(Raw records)
<<<<
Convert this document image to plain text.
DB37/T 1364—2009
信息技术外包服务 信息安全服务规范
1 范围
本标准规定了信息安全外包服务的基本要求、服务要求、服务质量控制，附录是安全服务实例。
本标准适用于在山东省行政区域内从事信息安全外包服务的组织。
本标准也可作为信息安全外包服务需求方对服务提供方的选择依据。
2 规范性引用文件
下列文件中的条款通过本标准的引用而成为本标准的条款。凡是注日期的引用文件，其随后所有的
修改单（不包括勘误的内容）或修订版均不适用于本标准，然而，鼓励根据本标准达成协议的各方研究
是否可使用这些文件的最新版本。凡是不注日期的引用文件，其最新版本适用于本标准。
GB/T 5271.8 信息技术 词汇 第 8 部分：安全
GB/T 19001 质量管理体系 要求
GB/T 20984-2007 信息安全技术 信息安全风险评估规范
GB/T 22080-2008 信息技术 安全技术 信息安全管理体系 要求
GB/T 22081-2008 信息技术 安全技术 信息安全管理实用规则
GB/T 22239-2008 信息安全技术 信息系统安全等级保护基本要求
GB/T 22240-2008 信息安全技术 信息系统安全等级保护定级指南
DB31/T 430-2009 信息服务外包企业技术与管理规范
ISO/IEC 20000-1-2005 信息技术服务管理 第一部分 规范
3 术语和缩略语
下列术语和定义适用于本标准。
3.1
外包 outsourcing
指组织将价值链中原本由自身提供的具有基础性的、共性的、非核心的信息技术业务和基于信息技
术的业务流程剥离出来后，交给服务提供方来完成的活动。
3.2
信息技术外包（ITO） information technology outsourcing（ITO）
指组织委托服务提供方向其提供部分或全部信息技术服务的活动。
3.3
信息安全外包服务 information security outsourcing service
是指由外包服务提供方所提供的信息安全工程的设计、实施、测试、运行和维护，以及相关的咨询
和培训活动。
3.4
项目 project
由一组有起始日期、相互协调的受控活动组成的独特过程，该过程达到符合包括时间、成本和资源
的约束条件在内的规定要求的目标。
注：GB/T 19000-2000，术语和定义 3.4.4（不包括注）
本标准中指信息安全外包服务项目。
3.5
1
>>>>
Identify how many lines in the entries above contain the word "outsourcing" and provide only that figure.

FINAL RESULT:
3